START Dataset entries

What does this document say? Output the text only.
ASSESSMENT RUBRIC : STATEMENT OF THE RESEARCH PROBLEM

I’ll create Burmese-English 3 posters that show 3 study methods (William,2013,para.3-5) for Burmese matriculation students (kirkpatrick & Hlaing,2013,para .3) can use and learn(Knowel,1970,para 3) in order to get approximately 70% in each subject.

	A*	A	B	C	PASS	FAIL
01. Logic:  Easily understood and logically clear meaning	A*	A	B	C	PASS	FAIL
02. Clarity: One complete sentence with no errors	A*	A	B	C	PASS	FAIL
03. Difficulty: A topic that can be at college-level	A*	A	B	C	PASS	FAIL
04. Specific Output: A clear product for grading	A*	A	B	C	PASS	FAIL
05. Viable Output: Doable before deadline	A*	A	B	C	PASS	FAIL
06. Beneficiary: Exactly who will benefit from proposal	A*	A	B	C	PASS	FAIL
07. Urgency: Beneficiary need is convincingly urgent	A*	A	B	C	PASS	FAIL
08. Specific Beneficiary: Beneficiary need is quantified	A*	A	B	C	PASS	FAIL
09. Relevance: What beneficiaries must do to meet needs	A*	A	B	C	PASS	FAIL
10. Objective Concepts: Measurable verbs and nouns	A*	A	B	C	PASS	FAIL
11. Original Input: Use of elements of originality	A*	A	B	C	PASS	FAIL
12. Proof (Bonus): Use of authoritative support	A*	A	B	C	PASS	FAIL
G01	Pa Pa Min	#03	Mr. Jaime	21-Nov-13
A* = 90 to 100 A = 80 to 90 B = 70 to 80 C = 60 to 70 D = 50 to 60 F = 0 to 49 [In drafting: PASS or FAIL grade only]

END Dataset entries

Write out the entries in full, exactly as given.

- Complete output:
What does this document say? Output the text only.
ASSESSMENT RUBRIC : STATEMENT OF THE RESEARCH PROBLEM

I’ll create Burmese-English 3 posters that show 3 study methods (William,2013,para.3-5) for Burmese matriculation students (kirkpatrick & Hlaing,2013,para .3) can use and learn(Knowel,1970,para 3) in order to get approximately 70% in each subject.

	A*	A	B	C	PASS	FAIL
01. Logic:  Easily understood and logically clear meaning	A*	A	B	C	PASS	FAIL
02. Clarity: One complete sentence with no errors	A*	A	B	C	PASS	FAIL
03. Difficulty: A topic that can be at college-level	A*	A	B	C	PASS	FAIL
04. Specific Output: A clear product for grading	A*	A	B	C	PASS	FAIL
05. Viable Output: Doable before deadline	A*	A	B	C	PASS	FAIL
06. Beneficiary: Exactly who will benefit from proposal	A*	A	B	C	PASS	FAIL
07. Urgency: Beneficiary need is convincingly urgent	A*	A	B	C	PASS	FAIL
08. Specific Beneficiary: Beneficiary need is quantified	A*	A	B	C	PASS	FAIL
09. Relevance: What beneficiaries must do to meet needs	A*	A	B	C	PASS	FAIL
10. Objective Concepts: Measurable verbs and nouns	A*	A	B	C	PASS	FAIL
11. Original Input: Use of elements of originality	A*	A	B	C	PASS	FAIL
12. Proof (Bonus): Use of authoritative support	A*	A	B	C	PASS	FAIL
G01	Pa Pa Min	#03	Mr. Jaime	21-Nov-13
A* = 90 to 100 A = 80 to 90 B = 70 to 80 C = 60 to 70 D = 50 to 60 F = 0 to 49 [In drafting: PASS or FAIL grade only]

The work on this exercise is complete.